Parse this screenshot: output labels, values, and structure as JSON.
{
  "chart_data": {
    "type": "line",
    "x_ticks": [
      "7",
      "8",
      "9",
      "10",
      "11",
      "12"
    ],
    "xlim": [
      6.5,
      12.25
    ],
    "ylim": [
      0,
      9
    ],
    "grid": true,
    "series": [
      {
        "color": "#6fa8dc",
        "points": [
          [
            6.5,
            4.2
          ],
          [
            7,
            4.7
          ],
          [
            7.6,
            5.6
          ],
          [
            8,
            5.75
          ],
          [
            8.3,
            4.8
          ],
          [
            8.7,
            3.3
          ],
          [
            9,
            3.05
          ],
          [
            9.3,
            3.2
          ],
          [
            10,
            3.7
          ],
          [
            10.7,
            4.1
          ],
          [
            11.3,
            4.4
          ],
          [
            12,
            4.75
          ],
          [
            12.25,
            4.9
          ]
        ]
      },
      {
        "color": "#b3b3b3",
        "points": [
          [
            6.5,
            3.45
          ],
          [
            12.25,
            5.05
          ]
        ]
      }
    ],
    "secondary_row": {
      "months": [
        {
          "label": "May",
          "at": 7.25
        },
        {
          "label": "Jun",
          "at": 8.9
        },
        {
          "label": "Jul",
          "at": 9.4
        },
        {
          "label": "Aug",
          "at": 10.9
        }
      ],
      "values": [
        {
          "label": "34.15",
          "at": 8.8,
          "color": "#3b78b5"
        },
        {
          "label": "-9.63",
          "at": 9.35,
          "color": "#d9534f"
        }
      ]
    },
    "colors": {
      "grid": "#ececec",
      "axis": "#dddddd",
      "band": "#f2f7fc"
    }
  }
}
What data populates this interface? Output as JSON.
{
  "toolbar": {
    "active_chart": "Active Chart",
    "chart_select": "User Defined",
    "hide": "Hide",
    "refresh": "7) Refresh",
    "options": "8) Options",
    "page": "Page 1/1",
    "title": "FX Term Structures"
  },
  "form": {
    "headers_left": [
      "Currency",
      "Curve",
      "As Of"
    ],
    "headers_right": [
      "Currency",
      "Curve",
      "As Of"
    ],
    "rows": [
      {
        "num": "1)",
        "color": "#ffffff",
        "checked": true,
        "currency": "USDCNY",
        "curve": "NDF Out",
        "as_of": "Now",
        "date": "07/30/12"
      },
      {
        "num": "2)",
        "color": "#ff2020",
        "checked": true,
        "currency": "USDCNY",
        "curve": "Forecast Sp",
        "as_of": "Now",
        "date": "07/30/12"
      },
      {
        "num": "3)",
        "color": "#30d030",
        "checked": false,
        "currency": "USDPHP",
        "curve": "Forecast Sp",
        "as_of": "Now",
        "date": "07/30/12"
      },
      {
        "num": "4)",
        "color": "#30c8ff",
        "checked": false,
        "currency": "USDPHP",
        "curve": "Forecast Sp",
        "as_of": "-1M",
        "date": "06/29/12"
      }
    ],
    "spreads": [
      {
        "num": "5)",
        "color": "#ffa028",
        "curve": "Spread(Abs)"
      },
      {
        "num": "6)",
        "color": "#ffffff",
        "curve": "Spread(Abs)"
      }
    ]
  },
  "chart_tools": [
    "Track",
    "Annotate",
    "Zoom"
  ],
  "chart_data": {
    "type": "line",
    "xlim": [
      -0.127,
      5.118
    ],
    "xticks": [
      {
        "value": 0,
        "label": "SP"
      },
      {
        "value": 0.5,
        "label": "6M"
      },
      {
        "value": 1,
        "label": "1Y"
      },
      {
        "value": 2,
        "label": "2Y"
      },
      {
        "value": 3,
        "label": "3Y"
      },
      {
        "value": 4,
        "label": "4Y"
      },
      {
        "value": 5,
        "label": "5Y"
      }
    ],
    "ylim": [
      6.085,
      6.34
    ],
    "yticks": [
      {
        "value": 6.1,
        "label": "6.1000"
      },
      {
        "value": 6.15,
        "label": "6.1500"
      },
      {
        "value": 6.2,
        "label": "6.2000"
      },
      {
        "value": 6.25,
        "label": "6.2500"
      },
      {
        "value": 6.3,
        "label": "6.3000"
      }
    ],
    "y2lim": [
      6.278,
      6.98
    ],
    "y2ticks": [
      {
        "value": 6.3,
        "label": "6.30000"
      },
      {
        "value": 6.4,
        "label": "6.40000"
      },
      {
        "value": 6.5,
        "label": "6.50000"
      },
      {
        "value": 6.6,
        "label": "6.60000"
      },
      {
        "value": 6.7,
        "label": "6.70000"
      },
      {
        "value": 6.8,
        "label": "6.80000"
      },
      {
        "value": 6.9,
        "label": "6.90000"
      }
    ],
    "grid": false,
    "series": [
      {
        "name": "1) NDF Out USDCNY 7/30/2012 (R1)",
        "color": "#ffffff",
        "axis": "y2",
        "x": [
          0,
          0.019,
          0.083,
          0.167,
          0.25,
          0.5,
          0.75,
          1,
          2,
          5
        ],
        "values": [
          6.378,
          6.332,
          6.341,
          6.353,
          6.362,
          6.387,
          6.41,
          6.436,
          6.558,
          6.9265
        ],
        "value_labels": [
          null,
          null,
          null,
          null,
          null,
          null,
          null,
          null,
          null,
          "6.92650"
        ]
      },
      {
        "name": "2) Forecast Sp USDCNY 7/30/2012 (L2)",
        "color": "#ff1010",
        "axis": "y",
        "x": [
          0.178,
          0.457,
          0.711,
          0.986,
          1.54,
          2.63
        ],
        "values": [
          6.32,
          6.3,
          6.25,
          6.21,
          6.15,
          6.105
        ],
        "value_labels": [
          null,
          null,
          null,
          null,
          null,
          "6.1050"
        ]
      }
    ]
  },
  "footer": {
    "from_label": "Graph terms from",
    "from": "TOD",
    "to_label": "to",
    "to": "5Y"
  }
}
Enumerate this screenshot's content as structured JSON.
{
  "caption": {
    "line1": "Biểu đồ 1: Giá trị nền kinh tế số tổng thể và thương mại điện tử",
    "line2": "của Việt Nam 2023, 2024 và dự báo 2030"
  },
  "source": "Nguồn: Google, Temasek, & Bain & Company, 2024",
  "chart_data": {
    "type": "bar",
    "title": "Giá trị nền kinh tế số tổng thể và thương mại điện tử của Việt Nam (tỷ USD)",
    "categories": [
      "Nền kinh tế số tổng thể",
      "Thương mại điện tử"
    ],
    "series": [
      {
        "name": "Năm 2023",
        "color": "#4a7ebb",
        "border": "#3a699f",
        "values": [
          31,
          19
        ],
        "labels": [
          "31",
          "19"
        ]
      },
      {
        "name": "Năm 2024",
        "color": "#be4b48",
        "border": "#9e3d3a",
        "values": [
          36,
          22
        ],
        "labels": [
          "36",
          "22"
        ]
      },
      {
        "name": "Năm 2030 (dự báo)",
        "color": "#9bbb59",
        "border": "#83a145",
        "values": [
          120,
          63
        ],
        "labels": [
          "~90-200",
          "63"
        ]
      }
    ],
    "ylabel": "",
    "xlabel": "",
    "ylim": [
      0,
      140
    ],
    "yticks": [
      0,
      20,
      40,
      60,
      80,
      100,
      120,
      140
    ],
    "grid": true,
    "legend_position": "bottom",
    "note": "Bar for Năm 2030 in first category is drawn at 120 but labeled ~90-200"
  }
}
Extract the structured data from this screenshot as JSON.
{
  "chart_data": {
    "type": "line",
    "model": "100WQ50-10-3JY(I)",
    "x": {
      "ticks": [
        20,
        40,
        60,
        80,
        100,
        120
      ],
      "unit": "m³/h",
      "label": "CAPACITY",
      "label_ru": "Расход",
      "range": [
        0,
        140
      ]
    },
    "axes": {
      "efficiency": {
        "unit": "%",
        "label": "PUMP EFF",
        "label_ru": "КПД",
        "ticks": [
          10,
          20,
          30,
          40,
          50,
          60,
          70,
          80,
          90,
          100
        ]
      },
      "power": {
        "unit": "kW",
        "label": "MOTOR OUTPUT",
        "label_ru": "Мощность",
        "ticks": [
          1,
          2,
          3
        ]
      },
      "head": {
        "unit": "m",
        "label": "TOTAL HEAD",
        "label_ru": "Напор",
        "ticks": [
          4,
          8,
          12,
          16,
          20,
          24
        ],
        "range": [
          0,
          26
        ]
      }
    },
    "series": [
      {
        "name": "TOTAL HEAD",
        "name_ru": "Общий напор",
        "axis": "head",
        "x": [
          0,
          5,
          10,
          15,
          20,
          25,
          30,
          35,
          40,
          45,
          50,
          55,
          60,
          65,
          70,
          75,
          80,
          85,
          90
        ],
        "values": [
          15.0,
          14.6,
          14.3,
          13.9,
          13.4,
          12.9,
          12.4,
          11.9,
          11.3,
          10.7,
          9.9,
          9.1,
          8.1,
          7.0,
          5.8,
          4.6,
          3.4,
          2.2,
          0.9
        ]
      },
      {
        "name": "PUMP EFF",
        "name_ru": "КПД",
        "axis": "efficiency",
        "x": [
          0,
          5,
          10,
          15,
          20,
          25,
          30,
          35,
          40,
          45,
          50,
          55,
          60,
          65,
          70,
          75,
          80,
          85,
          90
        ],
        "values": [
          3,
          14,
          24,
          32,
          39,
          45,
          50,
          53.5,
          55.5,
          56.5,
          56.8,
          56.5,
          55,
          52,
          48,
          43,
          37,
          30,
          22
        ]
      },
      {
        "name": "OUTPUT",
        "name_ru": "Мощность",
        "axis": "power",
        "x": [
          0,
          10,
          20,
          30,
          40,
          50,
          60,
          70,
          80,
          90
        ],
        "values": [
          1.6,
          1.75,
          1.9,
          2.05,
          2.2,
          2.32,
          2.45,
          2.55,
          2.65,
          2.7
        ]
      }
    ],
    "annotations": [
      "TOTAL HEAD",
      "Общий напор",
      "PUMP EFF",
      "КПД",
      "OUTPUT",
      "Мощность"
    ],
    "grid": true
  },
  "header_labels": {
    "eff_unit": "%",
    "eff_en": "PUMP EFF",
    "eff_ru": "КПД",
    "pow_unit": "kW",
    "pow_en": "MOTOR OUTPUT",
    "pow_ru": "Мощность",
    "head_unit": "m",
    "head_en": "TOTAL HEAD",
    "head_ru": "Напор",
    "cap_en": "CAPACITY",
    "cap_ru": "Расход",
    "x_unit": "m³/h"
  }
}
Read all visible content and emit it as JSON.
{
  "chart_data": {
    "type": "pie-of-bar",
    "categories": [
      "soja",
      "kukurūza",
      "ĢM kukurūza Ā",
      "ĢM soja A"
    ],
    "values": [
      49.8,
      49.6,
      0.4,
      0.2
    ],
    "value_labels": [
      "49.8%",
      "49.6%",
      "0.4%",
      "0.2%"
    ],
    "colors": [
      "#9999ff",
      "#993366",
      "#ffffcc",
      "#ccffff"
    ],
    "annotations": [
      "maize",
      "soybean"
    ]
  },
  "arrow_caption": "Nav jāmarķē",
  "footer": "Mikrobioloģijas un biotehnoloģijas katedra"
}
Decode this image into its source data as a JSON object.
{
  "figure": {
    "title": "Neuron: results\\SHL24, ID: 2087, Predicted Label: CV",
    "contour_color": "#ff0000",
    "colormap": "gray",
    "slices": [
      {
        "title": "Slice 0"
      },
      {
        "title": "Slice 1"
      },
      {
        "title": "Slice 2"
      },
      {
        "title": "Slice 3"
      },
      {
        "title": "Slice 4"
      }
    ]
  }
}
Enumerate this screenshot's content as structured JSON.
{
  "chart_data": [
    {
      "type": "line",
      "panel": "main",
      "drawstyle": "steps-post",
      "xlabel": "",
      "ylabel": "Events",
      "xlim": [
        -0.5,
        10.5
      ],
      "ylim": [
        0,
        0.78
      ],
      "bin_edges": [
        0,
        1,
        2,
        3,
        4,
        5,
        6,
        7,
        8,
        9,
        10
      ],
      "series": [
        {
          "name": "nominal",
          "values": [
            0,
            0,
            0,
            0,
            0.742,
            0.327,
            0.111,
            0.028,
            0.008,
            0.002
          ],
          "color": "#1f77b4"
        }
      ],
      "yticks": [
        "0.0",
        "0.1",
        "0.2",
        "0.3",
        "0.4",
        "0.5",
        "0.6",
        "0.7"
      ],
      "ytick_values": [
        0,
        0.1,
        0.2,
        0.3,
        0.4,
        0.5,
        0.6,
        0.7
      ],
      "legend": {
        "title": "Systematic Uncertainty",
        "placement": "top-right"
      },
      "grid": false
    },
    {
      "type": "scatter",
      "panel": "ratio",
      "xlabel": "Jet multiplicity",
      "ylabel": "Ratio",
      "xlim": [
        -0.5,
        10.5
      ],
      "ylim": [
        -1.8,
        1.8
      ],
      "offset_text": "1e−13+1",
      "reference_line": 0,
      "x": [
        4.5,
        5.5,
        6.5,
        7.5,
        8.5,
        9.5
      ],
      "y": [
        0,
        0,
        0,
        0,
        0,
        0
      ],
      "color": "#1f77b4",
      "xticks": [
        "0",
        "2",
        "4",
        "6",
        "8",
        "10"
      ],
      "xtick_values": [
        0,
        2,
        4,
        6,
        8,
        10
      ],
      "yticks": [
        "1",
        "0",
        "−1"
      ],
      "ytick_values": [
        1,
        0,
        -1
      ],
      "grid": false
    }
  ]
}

- - - - -

From the records above, pull out each line that has "USDCNY".

RESPONSE FOR THIS EXERCISE:
        "currency": "USDCNY",
        "currency": "USDCNY",
        "name": "1) NDF Out USDCNY 7/30/2012 (R1)",
        "name": "2) Forecast Sp USDCNY 7/30/2012 (L2)",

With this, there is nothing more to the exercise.